Collected data:
┌──
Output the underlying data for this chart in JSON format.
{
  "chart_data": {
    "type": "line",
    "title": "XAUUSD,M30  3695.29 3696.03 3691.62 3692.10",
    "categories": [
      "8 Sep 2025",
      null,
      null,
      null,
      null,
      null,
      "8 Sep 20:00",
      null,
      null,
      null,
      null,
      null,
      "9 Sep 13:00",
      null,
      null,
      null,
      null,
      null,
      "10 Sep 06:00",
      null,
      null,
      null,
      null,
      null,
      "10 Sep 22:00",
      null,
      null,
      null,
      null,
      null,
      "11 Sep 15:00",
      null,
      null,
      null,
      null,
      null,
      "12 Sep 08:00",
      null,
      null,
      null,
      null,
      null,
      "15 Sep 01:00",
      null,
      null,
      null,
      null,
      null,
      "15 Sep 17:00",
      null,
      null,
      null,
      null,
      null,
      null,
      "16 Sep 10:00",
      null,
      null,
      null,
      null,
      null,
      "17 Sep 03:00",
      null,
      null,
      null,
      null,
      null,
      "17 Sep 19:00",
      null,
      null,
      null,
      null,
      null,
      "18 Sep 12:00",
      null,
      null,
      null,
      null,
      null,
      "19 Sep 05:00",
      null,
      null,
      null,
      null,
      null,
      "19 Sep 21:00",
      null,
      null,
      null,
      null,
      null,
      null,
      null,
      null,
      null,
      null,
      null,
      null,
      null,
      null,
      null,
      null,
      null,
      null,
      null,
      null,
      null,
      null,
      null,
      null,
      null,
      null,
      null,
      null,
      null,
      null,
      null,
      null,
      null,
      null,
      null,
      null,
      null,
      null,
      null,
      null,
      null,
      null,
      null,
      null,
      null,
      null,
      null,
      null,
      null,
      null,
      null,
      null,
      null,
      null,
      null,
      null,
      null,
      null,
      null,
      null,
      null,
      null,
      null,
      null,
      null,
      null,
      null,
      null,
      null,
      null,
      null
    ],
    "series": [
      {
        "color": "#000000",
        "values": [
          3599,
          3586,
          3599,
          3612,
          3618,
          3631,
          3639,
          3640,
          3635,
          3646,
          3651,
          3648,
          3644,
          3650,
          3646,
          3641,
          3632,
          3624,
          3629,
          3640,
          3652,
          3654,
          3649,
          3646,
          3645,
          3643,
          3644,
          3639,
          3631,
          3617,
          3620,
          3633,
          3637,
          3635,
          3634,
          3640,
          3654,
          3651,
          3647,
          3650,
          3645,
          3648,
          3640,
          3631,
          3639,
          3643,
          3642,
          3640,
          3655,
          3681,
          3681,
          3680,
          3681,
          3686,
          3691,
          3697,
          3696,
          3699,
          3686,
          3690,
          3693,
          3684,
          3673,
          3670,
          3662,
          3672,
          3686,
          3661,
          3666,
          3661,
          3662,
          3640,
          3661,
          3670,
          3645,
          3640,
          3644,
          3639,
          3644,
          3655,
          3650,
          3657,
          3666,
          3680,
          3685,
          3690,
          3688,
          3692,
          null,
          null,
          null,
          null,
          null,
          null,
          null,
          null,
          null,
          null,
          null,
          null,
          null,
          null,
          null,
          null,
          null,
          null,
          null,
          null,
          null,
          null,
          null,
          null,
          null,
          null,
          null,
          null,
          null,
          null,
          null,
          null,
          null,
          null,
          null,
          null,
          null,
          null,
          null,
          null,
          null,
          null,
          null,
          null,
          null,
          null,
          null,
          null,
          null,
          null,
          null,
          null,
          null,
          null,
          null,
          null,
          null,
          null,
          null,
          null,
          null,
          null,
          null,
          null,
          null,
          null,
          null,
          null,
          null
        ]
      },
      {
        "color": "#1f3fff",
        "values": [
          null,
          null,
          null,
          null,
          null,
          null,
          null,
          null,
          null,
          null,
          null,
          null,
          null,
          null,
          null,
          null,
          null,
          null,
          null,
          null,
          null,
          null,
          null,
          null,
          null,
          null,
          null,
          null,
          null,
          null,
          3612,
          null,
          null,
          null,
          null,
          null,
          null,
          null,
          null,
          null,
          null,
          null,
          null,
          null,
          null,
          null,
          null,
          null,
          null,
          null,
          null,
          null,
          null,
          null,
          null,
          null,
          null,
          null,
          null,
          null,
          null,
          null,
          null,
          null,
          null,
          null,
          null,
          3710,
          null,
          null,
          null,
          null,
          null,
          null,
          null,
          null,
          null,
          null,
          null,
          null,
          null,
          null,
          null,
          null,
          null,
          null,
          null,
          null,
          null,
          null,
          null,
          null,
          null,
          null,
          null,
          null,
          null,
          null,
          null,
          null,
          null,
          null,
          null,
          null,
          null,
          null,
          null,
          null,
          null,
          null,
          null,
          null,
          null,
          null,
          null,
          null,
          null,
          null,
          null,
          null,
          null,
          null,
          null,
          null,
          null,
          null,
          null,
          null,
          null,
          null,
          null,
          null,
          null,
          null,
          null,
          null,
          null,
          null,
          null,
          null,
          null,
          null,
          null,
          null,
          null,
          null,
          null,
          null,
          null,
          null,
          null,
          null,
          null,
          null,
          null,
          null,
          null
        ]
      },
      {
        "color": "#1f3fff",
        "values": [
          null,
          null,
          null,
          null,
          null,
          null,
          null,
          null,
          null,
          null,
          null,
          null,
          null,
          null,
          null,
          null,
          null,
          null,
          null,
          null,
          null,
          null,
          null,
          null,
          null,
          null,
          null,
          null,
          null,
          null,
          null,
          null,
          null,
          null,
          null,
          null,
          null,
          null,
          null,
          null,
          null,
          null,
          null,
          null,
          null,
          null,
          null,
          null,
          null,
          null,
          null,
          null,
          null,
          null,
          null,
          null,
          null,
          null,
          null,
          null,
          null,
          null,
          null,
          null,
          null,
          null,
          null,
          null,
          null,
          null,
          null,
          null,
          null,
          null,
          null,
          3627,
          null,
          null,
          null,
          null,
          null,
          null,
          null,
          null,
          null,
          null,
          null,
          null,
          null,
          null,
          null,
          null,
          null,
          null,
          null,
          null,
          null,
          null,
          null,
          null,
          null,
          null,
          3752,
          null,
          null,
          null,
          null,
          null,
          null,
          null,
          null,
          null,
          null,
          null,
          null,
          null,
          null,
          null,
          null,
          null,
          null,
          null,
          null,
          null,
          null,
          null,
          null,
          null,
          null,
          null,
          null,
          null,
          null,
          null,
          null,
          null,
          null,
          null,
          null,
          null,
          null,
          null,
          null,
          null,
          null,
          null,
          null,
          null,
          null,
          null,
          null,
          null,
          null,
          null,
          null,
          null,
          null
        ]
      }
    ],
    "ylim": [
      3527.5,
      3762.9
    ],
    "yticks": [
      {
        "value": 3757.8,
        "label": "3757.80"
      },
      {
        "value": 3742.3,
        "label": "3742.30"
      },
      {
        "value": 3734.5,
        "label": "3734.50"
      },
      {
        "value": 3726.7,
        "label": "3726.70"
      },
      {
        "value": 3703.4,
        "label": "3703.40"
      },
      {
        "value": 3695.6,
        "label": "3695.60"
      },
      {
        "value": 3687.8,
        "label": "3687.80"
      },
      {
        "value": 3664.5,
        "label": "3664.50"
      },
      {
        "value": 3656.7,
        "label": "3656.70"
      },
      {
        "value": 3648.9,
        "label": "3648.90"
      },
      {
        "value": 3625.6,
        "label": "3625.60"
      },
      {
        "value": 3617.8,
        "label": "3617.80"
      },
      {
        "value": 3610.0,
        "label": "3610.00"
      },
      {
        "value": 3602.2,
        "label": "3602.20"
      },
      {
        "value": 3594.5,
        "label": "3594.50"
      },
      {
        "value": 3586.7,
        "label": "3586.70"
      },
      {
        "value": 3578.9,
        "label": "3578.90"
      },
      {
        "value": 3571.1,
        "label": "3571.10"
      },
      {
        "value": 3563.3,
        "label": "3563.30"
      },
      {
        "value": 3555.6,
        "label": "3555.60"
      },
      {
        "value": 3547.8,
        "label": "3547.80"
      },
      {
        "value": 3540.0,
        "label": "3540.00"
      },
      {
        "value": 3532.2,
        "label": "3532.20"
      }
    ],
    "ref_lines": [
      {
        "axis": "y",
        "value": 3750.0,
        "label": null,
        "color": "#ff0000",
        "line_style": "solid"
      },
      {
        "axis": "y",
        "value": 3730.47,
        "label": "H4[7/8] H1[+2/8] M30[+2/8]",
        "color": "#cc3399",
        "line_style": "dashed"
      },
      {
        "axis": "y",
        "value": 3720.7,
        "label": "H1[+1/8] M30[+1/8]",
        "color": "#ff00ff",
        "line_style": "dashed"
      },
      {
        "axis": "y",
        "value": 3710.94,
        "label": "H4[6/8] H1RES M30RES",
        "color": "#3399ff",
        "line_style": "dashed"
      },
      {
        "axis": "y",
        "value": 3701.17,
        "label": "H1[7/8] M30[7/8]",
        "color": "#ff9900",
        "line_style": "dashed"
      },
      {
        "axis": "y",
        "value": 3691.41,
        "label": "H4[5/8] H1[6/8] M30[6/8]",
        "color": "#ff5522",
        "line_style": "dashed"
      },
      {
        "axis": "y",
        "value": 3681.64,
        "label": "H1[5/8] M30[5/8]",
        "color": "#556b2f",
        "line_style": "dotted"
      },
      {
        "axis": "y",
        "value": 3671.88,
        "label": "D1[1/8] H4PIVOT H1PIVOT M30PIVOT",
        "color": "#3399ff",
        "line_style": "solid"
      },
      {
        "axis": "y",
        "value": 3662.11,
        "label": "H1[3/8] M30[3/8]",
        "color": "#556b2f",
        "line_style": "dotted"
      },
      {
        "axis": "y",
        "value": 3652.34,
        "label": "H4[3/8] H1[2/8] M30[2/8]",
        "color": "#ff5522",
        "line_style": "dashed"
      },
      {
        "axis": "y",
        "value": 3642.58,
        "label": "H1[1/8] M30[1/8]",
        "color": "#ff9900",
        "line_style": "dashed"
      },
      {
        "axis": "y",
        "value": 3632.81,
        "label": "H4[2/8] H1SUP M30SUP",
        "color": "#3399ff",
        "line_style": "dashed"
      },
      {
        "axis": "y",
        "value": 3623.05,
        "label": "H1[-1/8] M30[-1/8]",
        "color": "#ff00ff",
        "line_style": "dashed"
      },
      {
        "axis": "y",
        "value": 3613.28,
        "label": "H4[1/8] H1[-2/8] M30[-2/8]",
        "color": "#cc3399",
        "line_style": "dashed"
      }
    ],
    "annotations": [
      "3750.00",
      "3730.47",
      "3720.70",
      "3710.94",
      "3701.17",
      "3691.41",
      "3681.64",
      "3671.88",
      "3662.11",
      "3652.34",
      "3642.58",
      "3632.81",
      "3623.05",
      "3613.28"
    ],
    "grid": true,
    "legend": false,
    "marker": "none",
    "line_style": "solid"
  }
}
└──
┌──
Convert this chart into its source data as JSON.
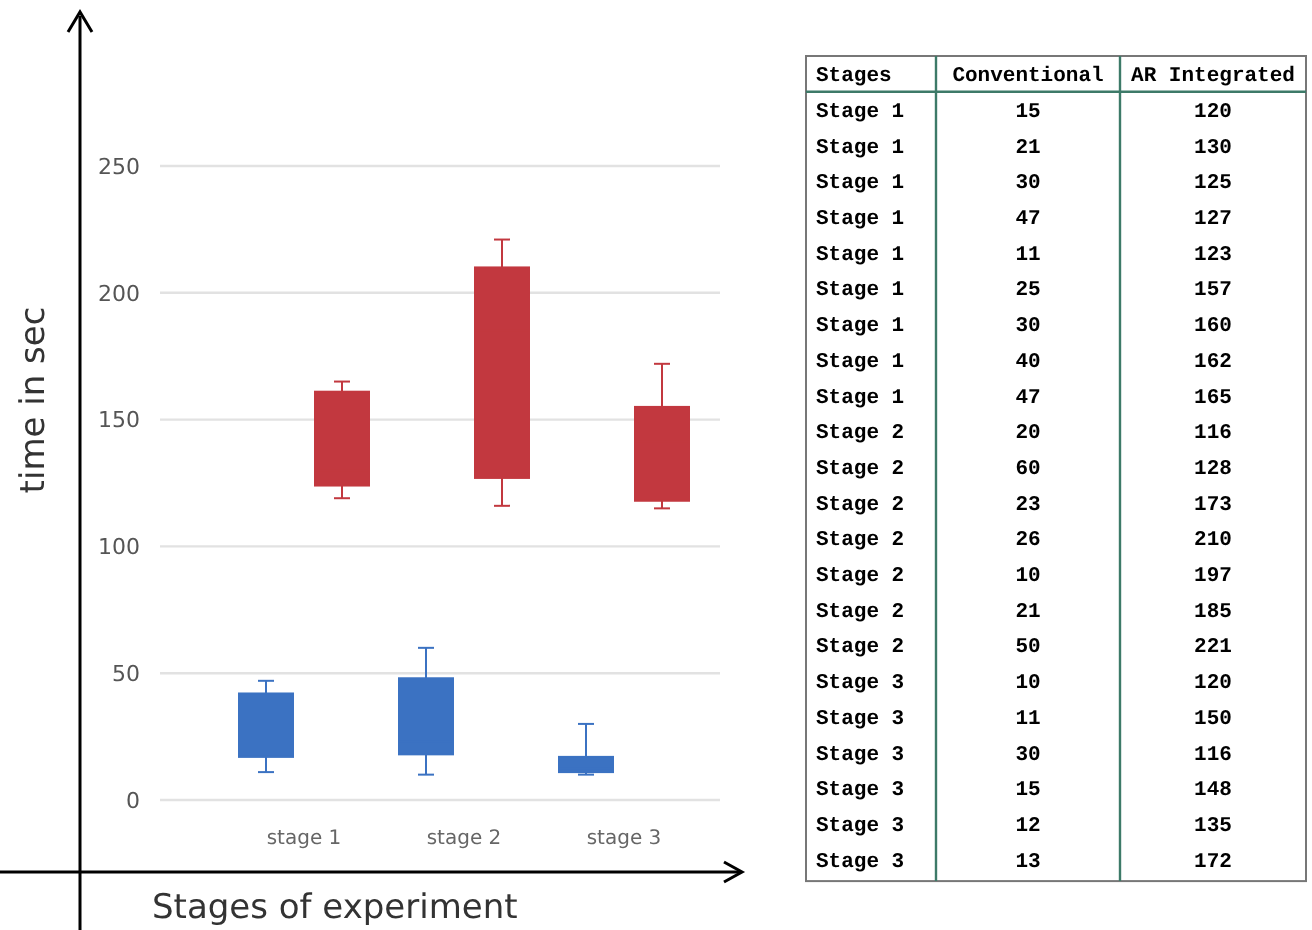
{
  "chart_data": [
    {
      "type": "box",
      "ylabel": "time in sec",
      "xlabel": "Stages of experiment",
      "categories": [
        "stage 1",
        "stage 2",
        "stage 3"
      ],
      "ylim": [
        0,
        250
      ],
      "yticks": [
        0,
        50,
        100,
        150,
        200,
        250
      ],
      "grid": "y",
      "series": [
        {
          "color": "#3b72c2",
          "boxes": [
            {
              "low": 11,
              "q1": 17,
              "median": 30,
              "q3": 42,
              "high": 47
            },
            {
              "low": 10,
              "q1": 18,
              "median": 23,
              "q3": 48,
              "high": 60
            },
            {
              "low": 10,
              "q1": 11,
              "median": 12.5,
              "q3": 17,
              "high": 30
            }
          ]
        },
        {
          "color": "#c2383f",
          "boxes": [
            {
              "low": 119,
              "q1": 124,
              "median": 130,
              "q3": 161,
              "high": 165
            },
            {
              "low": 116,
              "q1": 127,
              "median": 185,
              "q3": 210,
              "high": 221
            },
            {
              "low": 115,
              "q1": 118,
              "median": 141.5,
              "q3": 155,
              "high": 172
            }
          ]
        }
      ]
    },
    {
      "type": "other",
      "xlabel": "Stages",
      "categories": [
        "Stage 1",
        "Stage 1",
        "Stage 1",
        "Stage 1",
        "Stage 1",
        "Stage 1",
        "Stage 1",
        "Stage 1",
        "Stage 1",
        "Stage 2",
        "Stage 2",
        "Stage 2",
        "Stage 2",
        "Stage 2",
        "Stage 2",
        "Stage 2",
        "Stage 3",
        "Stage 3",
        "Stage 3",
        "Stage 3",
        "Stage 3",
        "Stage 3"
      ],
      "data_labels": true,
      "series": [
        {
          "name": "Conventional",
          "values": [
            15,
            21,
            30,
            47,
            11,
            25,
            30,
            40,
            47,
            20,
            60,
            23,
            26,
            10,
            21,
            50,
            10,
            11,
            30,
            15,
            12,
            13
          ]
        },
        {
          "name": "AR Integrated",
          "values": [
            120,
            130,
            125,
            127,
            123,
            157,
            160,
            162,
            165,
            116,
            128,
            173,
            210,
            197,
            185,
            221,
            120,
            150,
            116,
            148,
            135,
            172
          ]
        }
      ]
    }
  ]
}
└──
→ **Exercise task**:
Go through the material line by line. Show each line that contains the string "Stages".

→ **Full response**:
      "xlabel": "Stages of experiment",
      "xlabel": "Stages",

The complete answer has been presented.